Layer 6: pick a base image that isn’t a Swiss army knife
“Use Alpine for security” is one of those folk-wisdom statements that’s half right. Smaller images do have fewer CVEs by sheer surface-area, but the modern landscape has three serious contenders:
| Base | Size | Has a shell? | Use when |
|---|---|---|---|
| distroless (gcr.io/distroless) | ~20 MB | No (and no package manager) | You ship a single static or interpreted binary. Best for Go, Rust, Java. |
| alpine | ~5 MB | Yes (busybox) | Small, musl-based. Watch out for glibc assumptions in some apps. |
| debian:trixie-slim / ubuntu:24.04 | ~30 MB | Yes (bash) | You need glibc, full apt repos, and predictable behaviour. The most production-friendly of the three. |
The honest answer: match the base to the app. WordPress + PHP-FPM with our myguard packages? debian:trixie-slim, every time — we test against it, the packages install cleanly, the apt sources just work. A Go static binary you wrote yourself? Distroless. A small Node.js script? Alpine.
What matters more than the base image, every single time: rebuild and patch on a schedule. The freshest distroless image with a six-month-old base layer is less secure than yesterday’s debian-slim with apt-updated packages.
Layer 7: secrets don’t belong in your image
The most common own-goal in container security: baking a DATABASE_PASSWORD=hunter2 into a Dockerfile ENV, or worse, into a COPY .env /app/. That credential is now in every layer of every published image, forever. docker history will show it. Anyone who pulls the image can extract it with docker save.

§ PROVIDED DATA:
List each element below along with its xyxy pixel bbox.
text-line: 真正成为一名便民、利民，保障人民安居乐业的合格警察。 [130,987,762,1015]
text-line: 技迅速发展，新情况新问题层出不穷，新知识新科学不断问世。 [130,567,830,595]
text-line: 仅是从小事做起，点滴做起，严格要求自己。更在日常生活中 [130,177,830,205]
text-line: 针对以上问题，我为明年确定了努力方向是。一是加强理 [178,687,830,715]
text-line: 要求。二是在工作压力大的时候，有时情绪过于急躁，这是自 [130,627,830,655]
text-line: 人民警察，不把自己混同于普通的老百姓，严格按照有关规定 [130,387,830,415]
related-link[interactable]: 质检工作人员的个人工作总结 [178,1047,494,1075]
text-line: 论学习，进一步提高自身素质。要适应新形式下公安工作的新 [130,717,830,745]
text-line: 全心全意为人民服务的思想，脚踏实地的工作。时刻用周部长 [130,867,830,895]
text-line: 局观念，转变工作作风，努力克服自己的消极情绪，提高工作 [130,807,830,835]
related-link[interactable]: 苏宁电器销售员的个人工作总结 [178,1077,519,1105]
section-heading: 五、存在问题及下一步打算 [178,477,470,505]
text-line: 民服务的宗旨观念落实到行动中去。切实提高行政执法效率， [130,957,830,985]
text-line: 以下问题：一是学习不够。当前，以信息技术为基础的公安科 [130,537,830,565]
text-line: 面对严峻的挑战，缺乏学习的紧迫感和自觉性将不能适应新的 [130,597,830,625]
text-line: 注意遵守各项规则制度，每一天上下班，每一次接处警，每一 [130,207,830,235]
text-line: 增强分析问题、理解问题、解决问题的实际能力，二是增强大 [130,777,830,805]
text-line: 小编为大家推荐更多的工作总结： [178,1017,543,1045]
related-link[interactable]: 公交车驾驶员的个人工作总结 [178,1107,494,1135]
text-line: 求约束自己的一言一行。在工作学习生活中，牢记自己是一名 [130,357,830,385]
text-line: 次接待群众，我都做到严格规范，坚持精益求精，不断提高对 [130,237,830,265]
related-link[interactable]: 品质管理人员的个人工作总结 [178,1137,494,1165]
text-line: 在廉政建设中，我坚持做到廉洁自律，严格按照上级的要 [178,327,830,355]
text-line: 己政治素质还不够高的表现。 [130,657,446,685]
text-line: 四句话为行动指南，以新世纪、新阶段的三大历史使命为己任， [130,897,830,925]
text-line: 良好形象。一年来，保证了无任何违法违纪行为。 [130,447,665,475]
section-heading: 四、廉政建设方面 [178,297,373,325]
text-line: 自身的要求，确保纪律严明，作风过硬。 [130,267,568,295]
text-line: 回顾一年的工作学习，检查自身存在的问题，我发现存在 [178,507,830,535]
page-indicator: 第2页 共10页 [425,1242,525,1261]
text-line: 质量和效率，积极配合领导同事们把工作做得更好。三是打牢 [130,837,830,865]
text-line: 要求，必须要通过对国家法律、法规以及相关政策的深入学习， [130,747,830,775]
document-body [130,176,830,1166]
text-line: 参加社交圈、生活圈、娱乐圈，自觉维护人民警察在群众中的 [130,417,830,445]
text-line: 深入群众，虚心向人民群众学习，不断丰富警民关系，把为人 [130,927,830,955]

§ YOUR OBJECTIVE:
Retype the entire text on container base images and secrets, from its first line to its last, exactly as it appears.

§ RESULT OF THE EXERCISE:
Layer 6: pick a base image that isn’t a Swiss army knife
“Use Alpine for security” is one of those folk-wisdom statements that’s half right. Smaller images do have fewer CVEs by sheer surface-area, but the modern landscape has three serious contenders:
| Base | Size | Has a shell? | Use when |
|---|---|---|---|
| distroless (gcr.io/distroless) | ~20 MB | No (and no package manager) | You ship a single static or interpreted binary. Best for Go, Rust, Java. |
| alpine | ~5 MB | Yes (busybox) | Small, musl-based. Watch out for glibc assumptions in some apps. |
| debian:trixie-slim / ubuntu:24.04 | ~30 MB | Yes (bash) | You need glibc, full apt repos, and predictable behaviour. The most production-friendly of the three. |
The honest answer: match the base to the app. WordPress + PHP-FPM with our myguard packages? debian:trixie-slim, every time — we test against it, the packages install cleanly, the apt sources just work. A Go static binary you wrote yourself? Distroless. A small Node.js script? Alpine.
What matters more than the base image, every single time: rebuild and patch on a schedule. The freshest distroless image with a six-month-old base layer is less secure than yesterday’s debian-slim with apt-updated packages.
Layer 7: secrets don’t belong in your image
The most common own-goal in container security: baking a DATABASE_PASSWORD=hunter2 into a Dockerfile ENV, or worse, into a COPY .env /app/. That credential is now in every layer of every published image, forever. docker history will show it. Anyone who pulls the image can extract it with docker save.